▸ Problem to solve: Exclude all pictures, then copy each of the records exactly as written.

▸ Provided records:
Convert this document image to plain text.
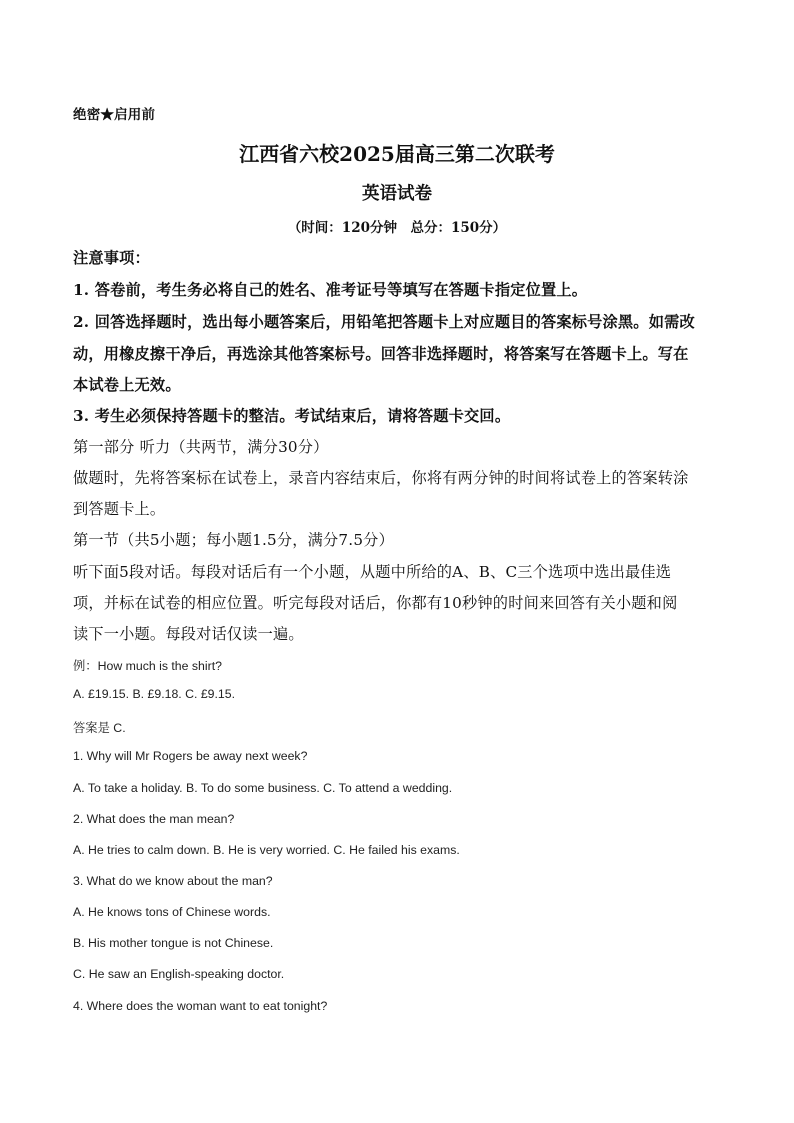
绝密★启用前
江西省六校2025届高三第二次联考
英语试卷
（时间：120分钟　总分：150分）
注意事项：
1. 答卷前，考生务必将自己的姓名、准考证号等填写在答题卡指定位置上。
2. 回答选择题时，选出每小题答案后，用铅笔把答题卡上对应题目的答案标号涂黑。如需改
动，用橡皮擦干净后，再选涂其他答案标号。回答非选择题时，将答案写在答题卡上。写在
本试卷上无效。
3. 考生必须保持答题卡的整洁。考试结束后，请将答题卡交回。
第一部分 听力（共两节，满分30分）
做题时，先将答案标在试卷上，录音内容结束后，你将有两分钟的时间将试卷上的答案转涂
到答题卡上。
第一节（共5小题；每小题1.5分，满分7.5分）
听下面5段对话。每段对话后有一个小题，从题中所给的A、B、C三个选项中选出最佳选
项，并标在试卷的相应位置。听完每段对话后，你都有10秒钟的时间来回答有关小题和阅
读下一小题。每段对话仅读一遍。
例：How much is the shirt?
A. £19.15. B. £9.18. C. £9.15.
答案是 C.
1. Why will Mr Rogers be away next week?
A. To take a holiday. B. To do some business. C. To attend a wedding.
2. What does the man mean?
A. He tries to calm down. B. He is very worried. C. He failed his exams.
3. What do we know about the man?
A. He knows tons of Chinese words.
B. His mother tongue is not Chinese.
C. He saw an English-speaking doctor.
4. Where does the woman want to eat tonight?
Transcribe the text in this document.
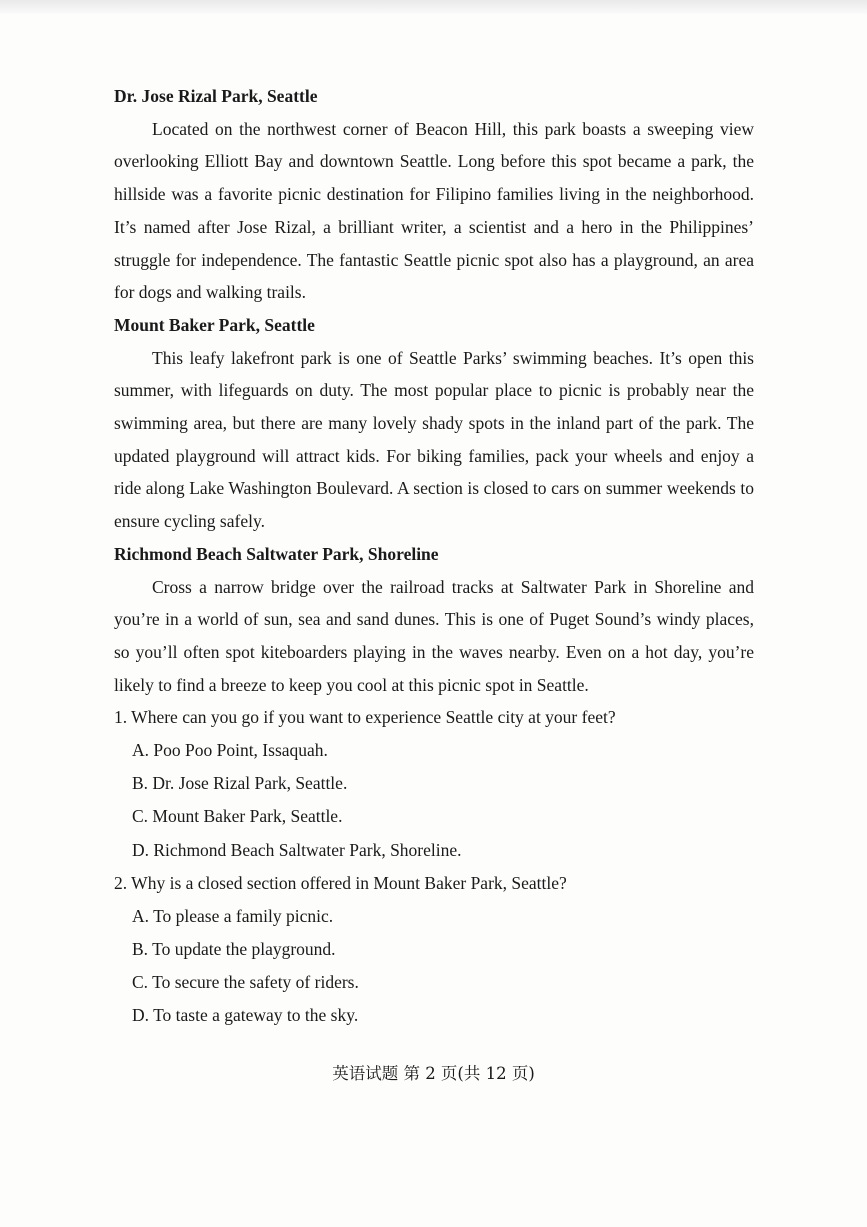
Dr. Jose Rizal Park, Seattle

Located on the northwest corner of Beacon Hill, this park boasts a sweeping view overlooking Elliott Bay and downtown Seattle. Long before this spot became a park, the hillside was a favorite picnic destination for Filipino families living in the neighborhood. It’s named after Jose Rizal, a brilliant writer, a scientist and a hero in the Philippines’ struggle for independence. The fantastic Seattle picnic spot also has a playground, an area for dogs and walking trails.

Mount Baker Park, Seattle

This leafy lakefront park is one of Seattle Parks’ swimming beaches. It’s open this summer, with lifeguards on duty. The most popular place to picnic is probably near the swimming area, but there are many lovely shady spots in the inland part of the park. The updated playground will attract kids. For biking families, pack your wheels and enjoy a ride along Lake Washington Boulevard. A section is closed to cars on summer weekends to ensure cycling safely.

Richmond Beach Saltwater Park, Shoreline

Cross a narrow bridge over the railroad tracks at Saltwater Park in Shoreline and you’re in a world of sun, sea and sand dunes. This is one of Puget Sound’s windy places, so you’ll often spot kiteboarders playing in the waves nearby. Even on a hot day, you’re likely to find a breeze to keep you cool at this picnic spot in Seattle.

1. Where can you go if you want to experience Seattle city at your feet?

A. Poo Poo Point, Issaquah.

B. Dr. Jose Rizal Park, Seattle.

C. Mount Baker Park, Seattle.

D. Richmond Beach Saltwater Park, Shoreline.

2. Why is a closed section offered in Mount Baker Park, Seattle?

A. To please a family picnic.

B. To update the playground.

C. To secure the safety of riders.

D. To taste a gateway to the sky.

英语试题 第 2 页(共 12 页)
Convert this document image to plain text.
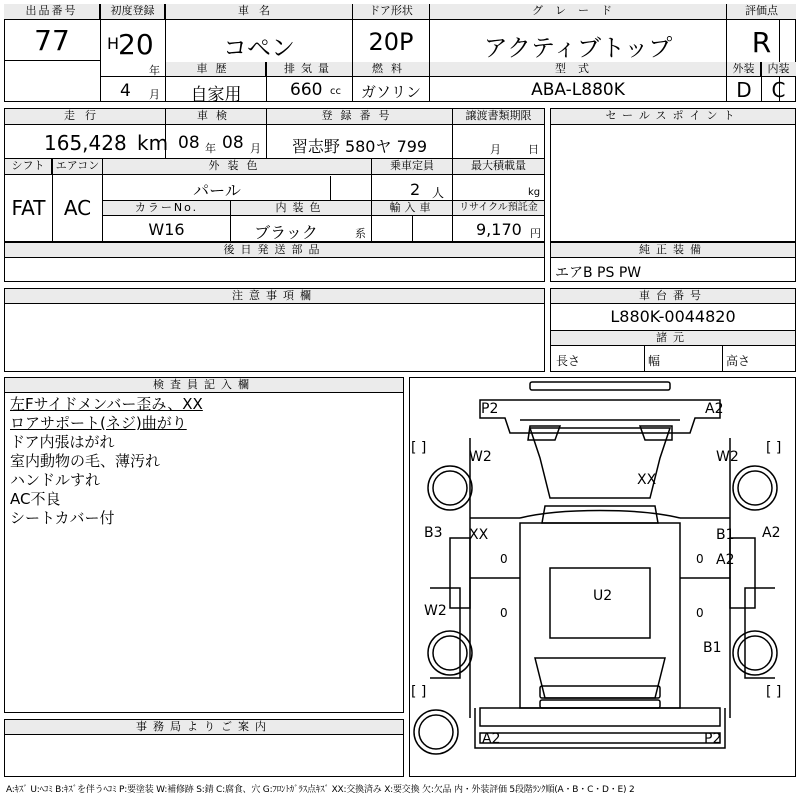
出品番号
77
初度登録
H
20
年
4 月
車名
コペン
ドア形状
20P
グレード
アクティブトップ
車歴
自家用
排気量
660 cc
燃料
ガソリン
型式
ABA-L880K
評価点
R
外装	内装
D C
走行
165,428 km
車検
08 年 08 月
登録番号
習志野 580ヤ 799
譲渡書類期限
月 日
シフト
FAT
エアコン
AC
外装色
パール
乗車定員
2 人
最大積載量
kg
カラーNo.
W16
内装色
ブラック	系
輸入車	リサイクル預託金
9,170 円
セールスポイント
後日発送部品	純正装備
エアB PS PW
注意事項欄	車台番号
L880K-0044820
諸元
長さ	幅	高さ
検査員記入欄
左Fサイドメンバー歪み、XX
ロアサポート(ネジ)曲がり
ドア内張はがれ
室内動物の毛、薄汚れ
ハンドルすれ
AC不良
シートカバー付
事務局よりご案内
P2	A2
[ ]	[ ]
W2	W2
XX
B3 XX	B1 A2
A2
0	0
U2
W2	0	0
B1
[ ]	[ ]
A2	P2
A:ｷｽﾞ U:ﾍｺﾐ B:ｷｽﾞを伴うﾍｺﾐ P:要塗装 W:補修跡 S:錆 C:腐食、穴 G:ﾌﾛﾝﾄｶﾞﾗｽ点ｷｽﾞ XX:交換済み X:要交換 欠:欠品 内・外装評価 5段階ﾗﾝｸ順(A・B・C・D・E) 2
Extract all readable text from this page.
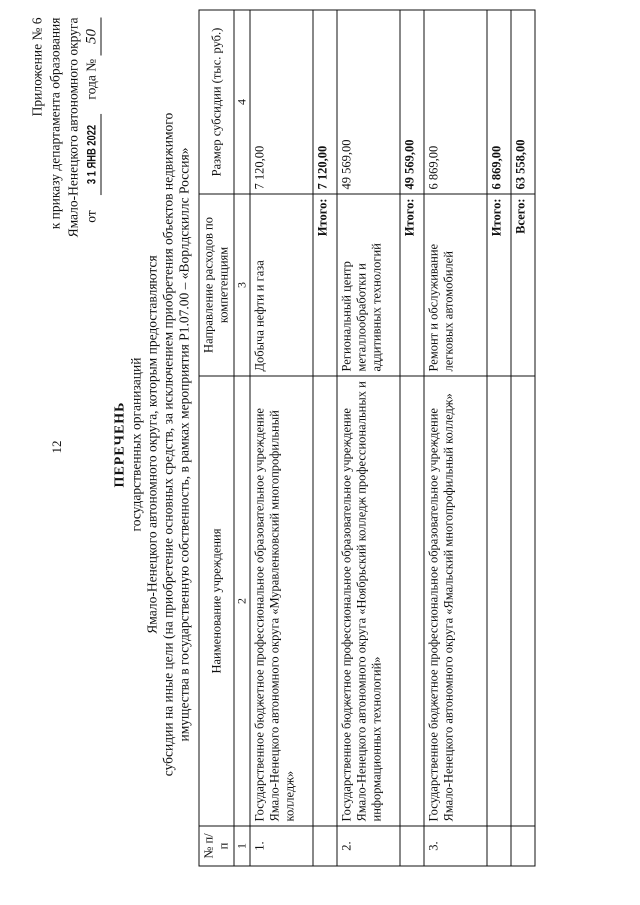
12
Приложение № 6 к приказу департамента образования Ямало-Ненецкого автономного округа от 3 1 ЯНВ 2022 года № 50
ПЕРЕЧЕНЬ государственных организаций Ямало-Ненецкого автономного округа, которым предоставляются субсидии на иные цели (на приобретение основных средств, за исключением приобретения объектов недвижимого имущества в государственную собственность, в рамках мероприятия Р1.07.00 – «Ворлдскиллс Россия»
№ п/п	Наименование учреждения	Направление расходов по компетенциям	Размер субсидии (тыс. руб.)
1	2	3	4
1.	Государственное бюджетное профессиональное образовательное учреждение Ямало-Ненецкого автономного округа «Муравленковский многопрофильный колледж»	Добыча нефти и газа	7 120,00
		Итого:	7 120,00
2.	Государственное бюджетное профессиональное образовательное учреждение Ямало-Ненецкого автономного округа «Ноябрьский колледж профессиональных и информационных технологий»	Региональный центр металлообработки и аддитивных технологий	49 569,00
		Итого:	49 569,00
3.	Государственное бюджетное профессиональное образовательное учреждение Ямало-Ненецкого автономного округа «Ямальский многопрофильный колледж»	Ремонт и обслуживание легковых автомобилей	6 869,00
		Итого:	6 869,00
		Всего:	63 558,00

▸ Task output:
Convert this document image to plain text.
绝密★启用前
江西省六校2025届高三第二次联考
英语试卷
（时间：120分钟　总分：150分）
注意事项：
1. 答卷前，考生务必将自己的姓名、准考证号等填写在答题卡指定位置上。
2. 回答选择题时，选出每小题答案后，用铅笔把答题卡上对应题目的答案标号涂黑。如需改
动，用橡皮擦干净后，再选涂其他答案标号。回答非选择题时，将答案写在答题卡上。写在
本试卷上无效。
3. 考生必须保持答题卡的整洁。考试结束后，请将答题卡交回。
第一部分 听力（共两节，满分30分）
做题时，先将答案标在试卷上，录音内容结束后，你将有两分钟的时间将试卷上的答案转涂
到答题卡上。
第一节（共5小题；每小题1.5分，满分7.5分）
听下面5段对话。每段对话后有一个小题，从题中所给的A、B、C三个选项中选出最佳选
项，并标在试卷的相应位置。听完每段对话后，你都有10秒钟的时间来回答有关小题和阅
读下一小题。每段对话仅读一遍。
例：How much is the shirt?
A. £19.15. B. £9.18. C. £9.15.
答案是 C.
1. Why will Mr Rogers be away next week?
A. To take a holiday. B. To do some business. C. To attend a wedding.
2. What does the man mean?
A. He tries to calm down. B. He is very worried. C. He failed his exams.
3. What do we know about the man?
A. He knows tons of Chinese words.
B. His mother tongue is not Chinese.
C. He saw an English-speaking doctor.
4. Where does the woman want to eat tonight?
Transcribe the text in this document.
Dr. Jose Rizal Park, Seattle

Located on the northwest corner of Beacon Hill, this park boasts a sweeping view overlooking Elliott Bay and downtown Seattle. Long before this spot became a park, the hillside was a favorite picnic destination for Filipino families living in the neighborhood. It’s named after Jose Rizal, a brilliant writer, a scientist and a hero in the Philippines’ struggle for independence. The fantastic Seattle picnic spot also has a playground, an area for dogs and walking trails.

Mount Baker Park, Seattle

This leafy lakefront park is one of Seattle Parks’ swimming beaches. It’s open this summer, with lifeguards on duty. The most popular place to picnic is probably near the swimming area, but there are many lovely shady spots in the inland part of the park. The updated playground will attract kids. For biking families, pack your wheels and enjoy a ride along Lake Washington Boulevard. A section is closed to cars on summer weekends to ensure cycling safely.

Richmond Beach Saltwater Park, Shoreline

Cross a narrow bridge over the railroad tracks at Saltwater Park in Shoreline and you’re in a world of sun, sea and sand dunes. This is one of Puget Sound’s windy places, so you’ll often spot kiteboarders playing in the waves nearby. Even on a hot day, you’re likely to find a breeze to keep you cool at this picnic spot in Seattle.

1. Where can you go if you want to experience Seattle city at your feet?

A. Poo Poo Point, Issaquah.

B. Dr. Jose Rizal Park, Seattle.

C. Mount Baker Park, Seattle.

D. Richmond Beach Saltwater Park, Shoreline.

2. Why is a closed section offered in Mount Baker Park, Seattle?

A. To please a family picnic.

B. To update the playground.

C. To secure the safety of riders.

D. To taste a gateway to the sky.

英语试题 第 2 页(共 12 页)
Convert this document image to plain text.
出品番号
77
初度登録
H
20
年
4 月
車名
コペン
ドア形状
20P
グレード
アクティブトップ
車歴
自家用
排気量
660 cc
燃料
ガソリン
型式
ABA-L880K
評価点
R
外装	内装
D C
走行
165,428 km
車検
08 年 08 月
登録番号
習志野 580ヤ 799
譲渡書類期限
月 日
シフト
FAT
エアコン
AC
外装色
パール
乗車定員
2 人
最大積載量
kg
カラーNo.
W16
内装色
ブラック	系
輸入車	リサイクル預託金
9,170 円
セールスポイント
後日発送部品	純正装備
エアB PS PW
注意事項欄	車台番号
L880K-0044820
諸元
長さ	幅	高さ
検査員記入欄
左Fサイドメンバー歪み、XX
ロアサポート(ネジ)曲がり
ドア内張はがれ
室内動物の毛、薄汚れ
ハンドルすれ
AC不良
シートカバー付
事務局よりご案内
P2	A2
[ ]	[ ]
W2	W2
XX
B3 XX	B1 A2
A2
0	0
U2
W2	0	0
B1
[ ]	[ ]
A2	P2
A:ｷｽﾞ U:ﾍｺﾐ B:ｷｽﾞを伴うﾍｺﾐ P:要塗装 W:補修跡 S:錆 C:腐食、穴 G:ﾌﾛﾝﾄｶﾞﾗｽ点ｷｽﾞ XX:交換済み X:要交換 欠:欠品 内・外装評価 5段階ﾗﾝｸ順(A・B・C・D・E) 2
Extract all readable text from this page.
12
Приложение № 6 к приказу департамента образования Ямало-Ненецкого автономного округа от 3 1 ЯНВ 2022 года № 50
ПЕРЕЧЕНЬ государственных организаций Ямало-Ненецкого автономного округа, которым предоставляются субсидии на иные цели (на приобретение основных средств, за исключением приобретения объектов недвижимого имущества в государственную собственность, в рамках мероприятия Р1.07.00 – «Ворлдскиллс Россия»
№ п/п	Наименование учреждения	Направление расходов по компетенциям	Размер субсидии (тыс. руб.)
1	2	3	4
1.	Государственное бюджетное профессиональное образовательное учреждение Ямало-Ненецкого автономного округа «Муравленковский многопрофильный колледж»	Добыча нефти и газа	7 120,00
		Итого:	7 120,00
2.	Государственное бюджетное профессиональное образовательное учреждение Ямало-Ненецкого автономного округа «Ноябрьский колледж профессиональных и информационных технологий»	Региональный центр металлообработки и аддитивных технологий	49 569,00
		Итого:	49 569,00
3.	Государственное бюджетное профессиональное образовательное учреждение Ямало-Ненецкого автономного округа «Ямальский многопрофильный колледж»	Ремонт и обслуживание легковых автомобилей	6 869,00
		Итого:	6 869,00
		Всего:	63 558,00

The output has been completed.